- [Raw data]
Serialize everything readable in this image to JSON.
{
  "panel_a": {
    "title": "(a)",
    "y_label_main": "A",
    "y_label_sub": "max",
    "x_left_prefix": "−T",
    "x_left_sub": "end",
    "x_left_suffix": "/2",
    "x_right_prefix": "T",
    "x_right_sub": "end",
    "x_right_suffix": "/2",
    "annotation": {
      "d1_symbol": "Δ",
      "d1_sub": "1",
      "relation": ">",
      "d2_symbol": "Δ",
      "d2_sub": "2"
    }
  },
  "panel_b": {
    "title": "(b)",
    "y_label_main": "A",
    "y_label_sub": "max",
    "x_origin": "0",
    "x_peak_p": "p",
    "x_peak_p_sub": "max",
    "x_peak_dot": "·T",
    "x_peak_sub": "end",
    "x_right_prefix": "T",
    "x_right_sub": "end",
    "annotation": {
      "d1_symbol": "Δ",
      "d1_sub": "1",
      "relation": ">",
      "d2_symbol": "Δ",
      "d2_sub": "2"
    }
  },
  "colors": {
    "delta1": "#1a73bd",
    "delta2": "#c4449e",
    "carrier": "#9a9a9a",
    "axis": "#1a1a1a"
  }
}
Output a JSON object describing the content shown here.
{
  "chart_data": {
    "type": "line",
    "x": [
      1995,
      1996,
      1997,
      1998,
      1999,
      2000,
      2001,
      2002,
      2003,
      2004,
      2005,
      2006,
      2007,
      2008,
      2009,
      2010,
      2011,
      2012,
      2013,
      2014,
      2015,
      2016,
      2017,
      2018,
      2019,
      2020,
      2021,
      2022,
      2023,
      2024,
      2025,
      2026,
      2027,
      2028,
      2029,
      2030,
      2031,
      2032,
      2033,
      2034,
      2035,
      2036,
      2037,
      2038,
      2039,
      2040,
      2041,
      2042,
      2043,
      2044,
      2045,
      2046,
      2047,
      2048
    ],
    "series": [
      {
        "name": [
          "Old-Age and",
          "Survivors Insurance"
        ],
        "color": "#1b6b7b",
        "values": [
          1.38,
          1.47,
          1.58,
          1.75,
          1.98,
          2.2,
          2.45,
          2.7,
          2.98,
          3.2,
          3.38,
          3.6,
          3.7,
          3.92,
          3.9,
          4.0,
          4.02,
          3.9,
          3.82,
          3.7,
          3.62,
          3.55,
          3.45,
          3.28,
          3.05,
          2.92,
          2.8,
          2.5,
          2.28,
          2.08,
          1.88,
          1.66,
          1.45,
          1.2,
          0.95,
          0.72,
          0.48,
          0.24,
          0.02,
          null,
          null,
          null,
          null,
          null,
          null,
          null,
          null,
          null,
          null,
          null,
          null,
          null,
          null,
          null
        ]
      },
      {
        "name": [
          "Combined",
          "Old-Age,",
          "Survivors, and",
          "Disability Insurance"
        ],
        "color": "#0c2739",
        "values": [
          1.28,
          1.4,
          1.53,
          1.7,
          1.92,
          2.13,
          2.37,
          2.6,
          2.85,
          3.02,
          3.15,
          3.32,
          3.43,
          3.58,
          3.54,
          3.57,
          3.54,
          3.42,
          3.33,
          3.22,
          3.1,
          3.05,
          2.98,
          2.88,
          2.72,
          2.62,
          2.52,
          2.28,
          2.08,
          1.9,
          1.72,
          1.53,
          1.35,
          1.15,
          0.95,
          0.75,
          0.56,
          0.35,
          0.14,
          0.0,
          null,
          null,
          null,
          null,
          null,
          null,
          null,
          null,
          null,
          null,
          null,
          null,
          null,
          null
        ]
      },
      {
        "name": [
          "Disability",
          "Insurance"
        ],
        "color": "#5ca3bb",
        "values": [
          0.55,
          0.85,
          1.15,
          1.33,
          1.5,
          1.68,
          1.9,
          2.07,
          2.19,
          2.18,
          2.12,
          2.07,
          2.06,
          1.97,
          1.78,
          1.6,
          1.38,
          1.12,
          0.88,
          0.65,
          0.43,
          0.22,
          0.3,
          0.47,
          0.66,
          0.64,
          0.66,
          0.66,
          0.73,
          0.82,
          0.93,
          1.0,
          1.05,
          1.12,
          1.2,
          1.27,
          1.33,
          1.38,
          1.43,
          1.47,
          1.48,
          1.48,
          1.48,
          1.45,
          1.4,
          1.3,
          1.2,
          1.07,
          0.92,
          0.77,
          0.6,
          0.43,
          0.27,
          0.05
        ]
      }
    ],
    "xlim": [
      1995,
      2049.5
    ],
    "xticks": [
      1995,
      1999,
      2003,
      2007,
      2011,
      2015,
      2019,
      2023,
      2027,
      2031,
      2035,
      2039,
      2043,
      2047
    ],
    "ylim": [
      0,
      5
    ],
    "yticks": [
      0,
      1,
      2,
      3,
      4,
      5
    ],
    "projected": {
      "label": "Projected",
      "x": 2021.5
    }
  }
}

- [What is being asked] Copy the records above exactly as they appear.

- [Written answer]
Serialize everything readable in this image to JSON.
{
  "panel_a": {
    "title": "(a)",
    "y_label_main": "A",
    "y_label_sub": "max",
    "x_left_prefix": "−T",
    "x_left_sub": "end",
    "x_left_suffix": "/2",
    "x_right_prefix": "T",
    "x_right_sub": "end",
    "x_right_suffix": "/2",
    "annotation": {
      "d1_symbol": "Δ",
      "d1_sub": "1",
      "relation": ">",
      "d2_symbol": "Δ",
      "d2_sub": "2"
    }
  },
  "panel_b": {
    "title": "(b)",
    "y_label_main": "A",
    "y_label_sub": "max",
    "x_origin": "0",
    "x_peak_p": "p",
    "x_peak_p_sub": "max",
    "x_peak_dot": "·T",
    "x_peak_sub": "end",
    "x_right_prefix": "T",
    "x_right_sub": "end",
    "annotation": {
      "d1_symbol": "Δ",
      "d1_sub": "1",
      "relation": ">",
      "d2_symbol": "Δ",
      "d2_sub": "2"
    }
  },
  "colors": {
    "delta1": "#1a73bd",
    "delta2": "#c4449e",
    "carrier": "#9a9a9a",
    "axis": "#1a1a1a"
  }
}
Output a JSON object describing the content shown here.
{
  "chart_data": {
    "type": "line",
    "x": [
      1995,
      1996,
      1997,
      1998,
      1999,
      2000,
      2001,
      2002,
      2003,
      2004,
      2005,
      2006,
      2007,
      2008,
      2009,
      2010,
      2011,
      2012,
      2013,
      2014,
      2015,
      2016,
      2017,
      2018,
      2019,
      2020,
      2021,
      2022,
      2023,
      2024,
      2025,
      2026,
      2027,
      2028,
      2029,
      2030,
      2031,
      2032,
      2033,
      2034,
      2035,
      2036,
      2037,
      2038,
      2039,
      2040,
      2041,
      2042,
      2043,
      2044,
      2045,
      2046,
      2047,
      2048
    ],
    "series": [
      {
        "name": [
          "Old-Age and",
          "Survivors Insurance"
        ],
        "color": "#1b6b7b",
        "values": [
          1.38,
          1.47,
          1.58,
          1.75,
          1.98,
          2.2,
          2.45,
          2.7,
          2.98,
          3.2,
          3.38,
          3.6,
          3.7,
          3.92,
          3.9,
          4.0,
          4.02,
          3.9,
          3.82,
          3.7,
          3.62,
          3.55,
          3.45,
          3.28,
          3.05,
          2.92,
          2.8,
          2.5,
          2.28,
          2.08,
          1.88,
          1.66,
          1.45,
          1.2,
          0.95,
          0.72,
          0.48,
          0.24,
          0.02,
          null,
          null,
          null,
          null,
          null,
          null,
          null,
          null,
          null,
          null,
          null,
          null,
          null,
          null,
          null
        ]
      },
      {
        "name": [
          "Combined",
          "Old-Age,",
          "Survivors, and",
          "Disability Insurance"
        ],
        "color": "#0c2739",
        "values": [
          1.28,
          1.4,
          1.53,
          1.7,
          1.92,
          2.13,
          2.37,
          2.6,
          2.85,
          3.02,
          3.15,
          3.32,
          3.43,
          3.58,
          3.54,
          3.57,
          3.54,
          3.42,
          3.33,
          3.22,
          3.1,
          3.05,
          2.98,
          2.88,
          2.72,
          2.62,
          2.52,
          2.28,
          2.08,
          1.9,
          1.72,
          1.53,
          1.35,
          1.15,
          0.95,
          0.75,
          0.56,
          0.35,
          0.14,
          0.0,
          null,
          null,
          null,
          null,
          null,
          null,
          null,
          null,
          null,
          null,
          null,
          null,
          null,
          null
        ]
      },
      {
        "name": [
          "Disability",
          "Insurance"
        ],
        "color": "#5ca3bb",
        "values": [
          0.55,
          0.85,
          1.15,
          1.33,
          1.5,
          1.68,
          1.9,
          2.07,
          2.19,
          2.18,
          2.12,
          2.07,
          2.06,
          1.97,
          1.78,
          1.6,
          1.38,
          1.12,
          0.88,
          0.65,
          0.43,
          0.22,
          0.3,
          0.47,
          0.66,
          0.64,
          0.66,
          0.66,
          0.73,
          0.82,
          0.93,
          1.0,
          1.05,
          1.12,
          1.2,
          1.27,
          1.33,
          1.38,
          1.43,
          1.47,
          1.48,
          1.48,
          1.48,
          1.45,
          1.4,
          1.3,
          1.2,
          1.07,
          0.92,
          0.77,
          0.6,
          0.43,
          0.27,
          0.05
        ]
      }
    ],
    "xlim": [
      1995,
      2049.5
    ],
    "xticks": [
      1995,
      1999,
      2003,
      2007,
      2011,
      2015,
      2019,
      2023,
      2027,
      2031,
      2035,
      2039,
      2043,
      2047
    ],
    "ylim": [
      0,
      5
    ],
    "yticks": [
      0,
      1,
      2,
      3,
      4,
      5
    ],
    "projected": {
      "label": "Projected",
      "x": 2021.5
    }
  }
}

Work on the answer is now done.